_Direction_
Filter the entries below, keeping only lines with the word "Close".
** BEGIN Data to use **
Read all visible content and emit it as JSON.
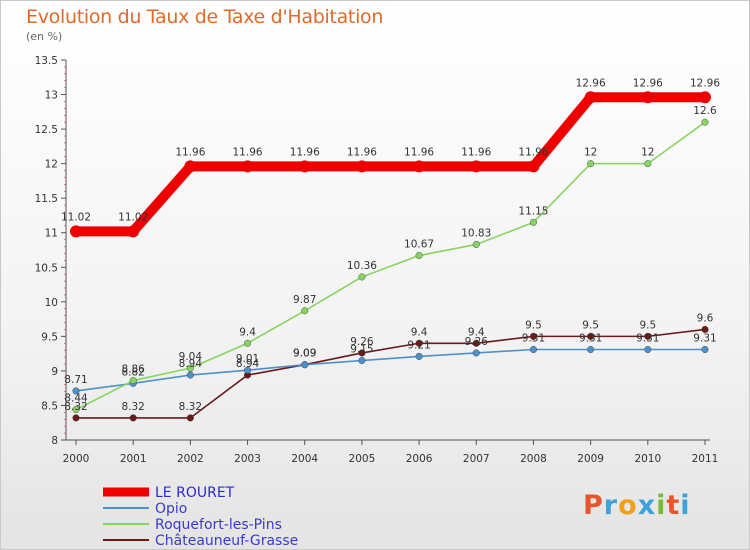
{
  "title": "Evolution du Taux de Taxe d'Habitation",
  "subtitle": "(en %)",
  "logo": "Proxiti",
  "chart_data": {
    "type": "line",
    "x": [
      "2000",
      "2001",
      "2002",
      "2003",
      "2004",
      "2005",
      "2006",
      "2007",
      "2008",
      "2009",
      "2010",
      "2011"
    ],
    "ylim": [
      8,
      13.5
    ],
    "yticks": [
      "8",
      "8.5",
      "9",
      "9.5",
      "10",
      "10.5",
      "11",
      "11.5",
      "12",
      "12.5",
      "13",
      "13.5"
    ],
    "grid": false,
    "legend_position": "bottom-left",
    "series": [
      {
        "name": "LE ROURET",
        "color": "#ee0000",
        "values": [
          11.02,
          11.02,
          11.96,
          11.96,
          11.96,
          11.96,
          11.96,
          11.96,
          11.96,
          12.96,
          12.96,
          12.96
        ],
        "labels": [
          "11.02",
          "11.02",
          "11.96",
          "11.96",
          "11.96",
          "11.96",
          "11.96",
          "11.96",
          "11.96",
          "12.96",
          "12.96",
          "12.96"
        ]
      },
      {
        "name": "Opio",
        "color": "#4d90cc",
        "values": [
          8.71,
          8.82,
          8.94,
          9.01,
          9.09,
          9.15,
          9.21,
          9.26,
          9.31,
          9.31,
          9.31,
          9.31
        ],
        "labels": [
          "8.71",
          "8.82",
          "8.94",
          "9.01",
          "9.09",
          "9.15",
          "9.21",
          "9.26",
          "9.31",
          "9.31",
          "9.31",
          "9.31"
        ]
      },
      {
        "name": "Roquefort-les-Pins",
        "color": "#88d460",
        "values": [
          8.44,
          8.86,
          9.04,
          9.4,
          9.87,
          10.36,
          10.67,
          10.83,
          11.15,
          12,
          12,
          12.6
        ],
        "labels": [
          "8.44",
          "8.86",
          "9.04",
          "9.4",
          "9.87",
          "10.36",
          "10.67",
          "10.83",
          "11.15",
          "12",
          "12",
          "12.6"
        ]
      },
      {
        "name": "Châteauneuf-Grasse",
        "color": "#6b1a1a",
        "values": [
          8.32,
          8.32,
          8.32,
          8.94,
          9.09,
          9.26,
          9.4,
          9.4,
          9.5,
          9.5,
          9.5,
          9.6
        ],
        "labels": [
          "8.32",
          "8.32",
          "8.32",
          "8.94",
          "9.09",
          "9.26",
          "9.4",
          "9.4",
          "9.5",
          "9.5",
          "9.5",
          "9.6"
        ]
      }
    ]
  }
}
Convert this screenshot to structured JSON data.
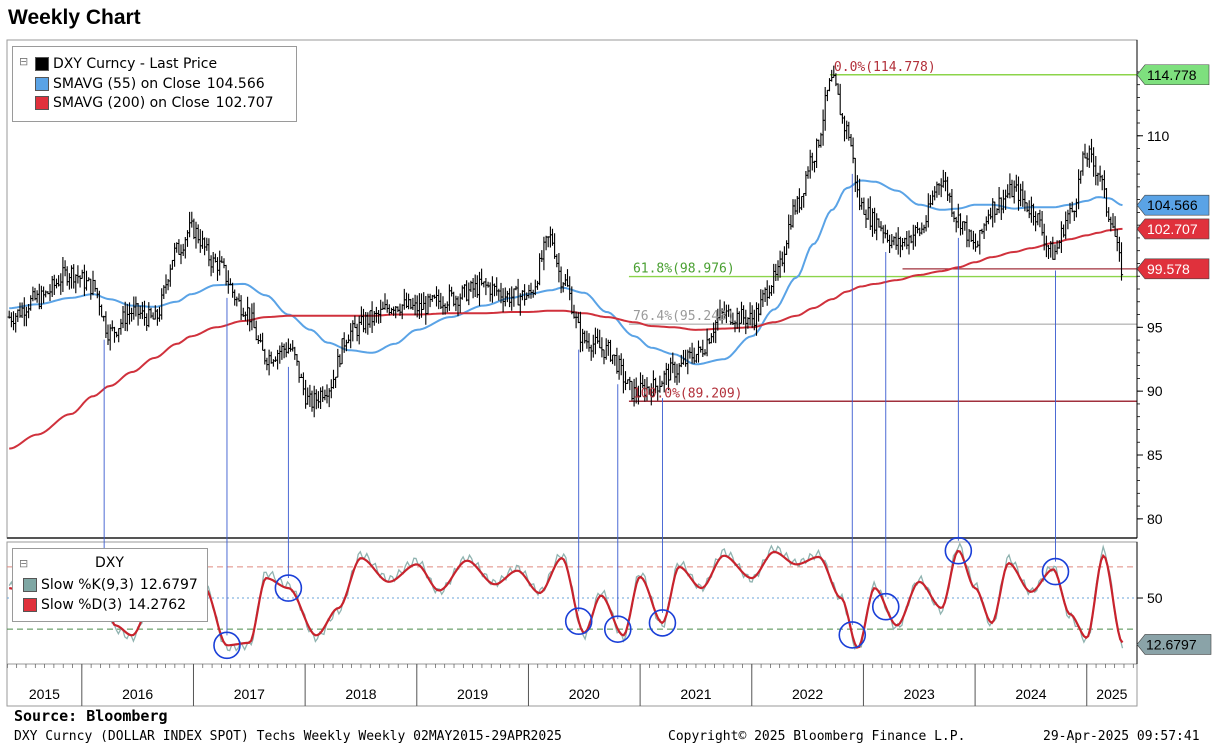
{
  "title": "Weekly Chart",
  "source": "Source:  Bloomberg",
  "footer": {
    "left": "DXY Curncy (DOLLAR INDEX SPOT) Techs Weekly  Weekly 02MAY2015-29APR2025",
    "mid": "Copyright© 2025 Bloomberg Finance L.P.",
    "right": "29-Apr-2025 09:57:41"
  },
  "legend_main": {
    "items": [
      {
        "label": "DXY Curncy - Last Price",
        "value": "",
        "color": "#000000"
      },
      {
        "label": "SMAVG (55)  on Close",
        "value": "104.566",
        "color": "#5aa3e6"
      },
      {
        "label": "SMAVG (200)  on Close",
        "value": "102.707",
        "color": "#e0313c"
      }
    ]
  },
  "legend_osc": {
    "header": "DXY",
    "items": [
      {
        "label": "Slow %K(9,3)",
        "value": "12.6797",
        "color": "#7fa7a4"
      },
      {
        "label": "Slow %D(3)",
        "value": "14.2762",
        "color": "#e0313c"
      }
    ]
  },
  "chart_data": [
    {
      "type": "line",
      "x": [
        2015.35,
        2015.6,
        2015.9,
        2016.1,
        2016.25,
        2016.45,
        2016.65,
        2016.85,
        2016.98,
        2017.2,
        2017.45,
        2017.65,
        2017.85,
        2018.05,
        2018.2,
        2018.4,
        2018.6,
        2018.8,
        2019.0,
        2019.3,
        2019.6,
        2019.85,
        2020.0,
        2020.2,
        2020.3,
        2020.5,
        2020.7,
        2020.95,
        2021.1,
        2021.3,
        2021.5,
        2021.75,
        2022.0,
        2022.2,
        2022.4,
        2022.55,
        2022.72,
        2022.85,
        2022.98,
        2023.1,
        2023.3,
        2023.5,
        2023.7,
        2023.85,
        2024.0,
        2024.15,
        2024.35,
        2024.5,
        2024.7,
        2024.85,
        2025.0,
        2025.1,
        2025.2,
        2025.32
      ],
      "series": [
        {
          "name": "DXY Curncy - Last Price",
          "values": [
            95.8,
            97.2,
            99.3,
            98.2,
            94.6,
            96.2,
            95.6,
            101.0,
            102.7,
            100.0,
            96.6,
            92.7,
            93.4,
            89.1,
            90.3,
            94.6,
            95.7,
            96.8,
            96.5,
            97.3,
            98.2,
            97.4,
            97.5,
            102.0,
            98.8,
            94.0,
            93.2,
            89.9,
            90.3,
            91.6,
            92.9,
            96.0,
            95.7,
            98.7,
            104.5,
            108.5,
            114.2,
            110.5,
            104.5,
            103.3,
            101.5,
            102.5,
            106.6,
            103.5,
            101.3,
            104.4,
            105.7,
            104.3,
            100.8,
            103.9,
            108.5,
            107.3,
            103.9,
            99.58
          ]
        },
        {
          "name": "SMAVG (55)  on Close",
          "values": [
            96.5,
            96.8,
            97.3,
            97.6,
            97.2,
            96.7,
            96.6,
            97.0,
            97.6,
            98.3,
            98.4,
            97.5,
            96.0,
            94.8,
            93.8,
            93.2,
            93.0,
            93.7,
            94.8,
            95.8,
            96.7,
            97.3,
            97.6,
            97.9,
            98.1,
            97.7,
            96.2,
            94.3,
            93.4,
            92.9,
            92.1,
            92.5,
            94.3,
            96.4,
            98.9,
            101.5,
            104.2,
            105.9,
            106.5,
            106.4,
            105.7,
            104.6,
            104.2,
            104.3,
            104.6,
            104.6,
            104.3,
            104.4,
            104.4,
            104.6,
            104.9,
            105.2,
            105.1,
            104.566
          ]
        },
        {
          "name": "SMAVG (200)  on Close",
          "values": [
            85.5,
            86.6,
            88.2,
            89.6,
            90.4,
            91.5,
            92.6,
            93.7,
            94.3,
            95.0,
            95.5,
            95.8,
            95.9,
            95.9,
            95.9,
            95.9,
            95.9,
            96.0,
            96.0,
            96.1,
            96.1,
            96.2,
            96.2,
            96.3,
            96.3,
            96.1,
            95.8,
            95.4,
            95.1,
            95.0,
            94.8,
            94.9,
            95.0,
            95.4,
            95.9,
            96.5,
            97.2,
            97.8,
            98.2,
            98.4,
            98.7,
            99.1,
            99.4,
            99.7,
            100.1,
            100.5,
            100.9,
            101.2,
            101.6,
            101.9,
            102.2,
            102.4,
            102.6,
            102.707
          ]
        }
      ],
      "ylim": [
        78.5,
        117.5
      ],
      "yticks": [
        "80",
        "85",
        "90",
        "95",
        "110"
      ],
      "xlim": [
        2015.33,
        2025.45
      ],
      "year_labels": [
        "2015",
        "2016",
        "2017",
        "2018",
        "2019",
        "2020",
        "2021",
        "2022",
        "2023",
        "2024",
        "2025"
      ],
      "grid": false,
      "fib_levels": [
        {
          "label": "0.0%(114.778)",
          "value": 114.778,
          "line_color": "#8cd44a",
          "text_color": "#b2303a",
          "start": 2022.7
        },
        {
          "label": "61.8%(98.976)",
          "value": 98.976,
          "line_color": "#8cd44a",
          "text_color": "#4aa032",
          "start": 2020.9
        },
        {
          "label": "76.4%(95.243)",
          "value": 95.243,
          "line_color": "#b8b8b8",
          "text_color": "#9a9a9a",
          "start": 2020.9
        },
        {
          "label": "100.0%(89.209)",
          "value": 89.209,
          "line_color": "#a0303c",
          "text_color": "#b2303a",
          "start": 2020.9
        }
      ],
      "support_line": {
        "value": 99.578,
        "start": 2023.35
      },
      "price_tags": [
        {
          "text": "114.778",
          "value": 114.778,
          "bg": "#7ee07e",
          "color": "#000000"
        },
        {
          "text": "104.566",
          "value": 104.566,
          "bg": "#5aa3e6",
          "color": "#000000"
        },
        {
          "text": "102.707",
          "value": 102.707,
          "bg": "#e0313c",
          "color": "#ffffff"
        },
        {
          "text": "99.578",
          "value": 99.578,
          "bg": "#e0313c",
          "color": "#ffffff"
        }
      ]
    },
    {
      "type": "line",
      "x": [
        2015.35,
        2015.55,
        2015.75,
        2015.95,
        2016.15,
        2016.3,
        2016.45,
        2016.7,
        2016.95,
        2017.1,
        2017.3,
        2017.5,
        2017.65,
        2017.85,
        2018.1,
        2018.3,
        2018.5,
        2018.75,
        2019.0,
        2019.2,
        2019.45,
        2019.7,
        2019.9,
        2020.1,
        2020.3,
        2020.5,
        2020.65,
        2020.85,
        2021.0,
        2021.2,
        2021.35,
        2021.55,
        2021.75,
        2022.0,
        2022.2,
        2022.4,
        2022.6,
        2022.8,
        2022.95,
        2023.1,
        2023.3,
        2023.5,
        2023.7,
        2023.85,
        2024.0,
        2024.15,
        2024.3,
        2024.5,
        2024.7,
        2024.85,
        2025.0,
        2025.15,
        2025.32
      ],
      "series": [
        {
          "name": "Slow %K(9,3)",
          "values": [
            60,
            45,
            80,
            55,
            75,
            25,
            18,
            70,
            82,
            60,
            10,
            12,
            70,
            60,
            18,
            40,
            85,
            65,
            80,
            55,
            82,
            62,
            74,
            55,
            85,
            20,
            55,
            18,
            70,
            28,
            78,
            58,
            87,
            65,
            90,
            78,
            85,
            50,
            8,
            60,
            26,
            65,
            40,
            92,
            60,
            28,
            82,
            55,
            75,
            35,
            16,
            88,
            12.68
          ]
        },
        {
          "name": "Slow %D(3)",
          "values": [
            58,
            48,
            75,
            58,
            72,
            28,
            20,
            66,
            78,
            58,
            12,
            14,
            66,
            58,
            20,
            42,
            82,
            63,
            77,
            56,
            80,
            61,
            72,
            54,
            82,
            22,
            52,
            20,
            67,
            30,
            75,
            58,
            84,
            66,
            87,
            77,
            83,
            50,
            10,
            58,
            28,
            63,
            42,
            88,
            58,
            30,
            78,
            55,
            73,
            37,
            18,
            84,
            14.28
          ]
        }
      ],
      "ylim": [
        -3,
        95
      ],
      "yticks": [
        "50"
      ],
      "reference_lines": [
        75,
        50,
        25
      ],
      "last_value_tag": "12.6797",
      "circle_dates": [
        2016.2,
        2017.3,
        2017.85,
        2020.45,
        2020.8,
        2021.2,
        2022.9,
        2023.2,
        2023.85,
        2024.72
      ]
    }
  ]
}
** END Data to use **
_Answer to this problem_
        "label": "SMAVG (55)  on Close",
        "label": "SMAVG (200)  on Close",
          "name": "SMAVG (55)  on Close",
          "name": "SMAVG (200)  on Close",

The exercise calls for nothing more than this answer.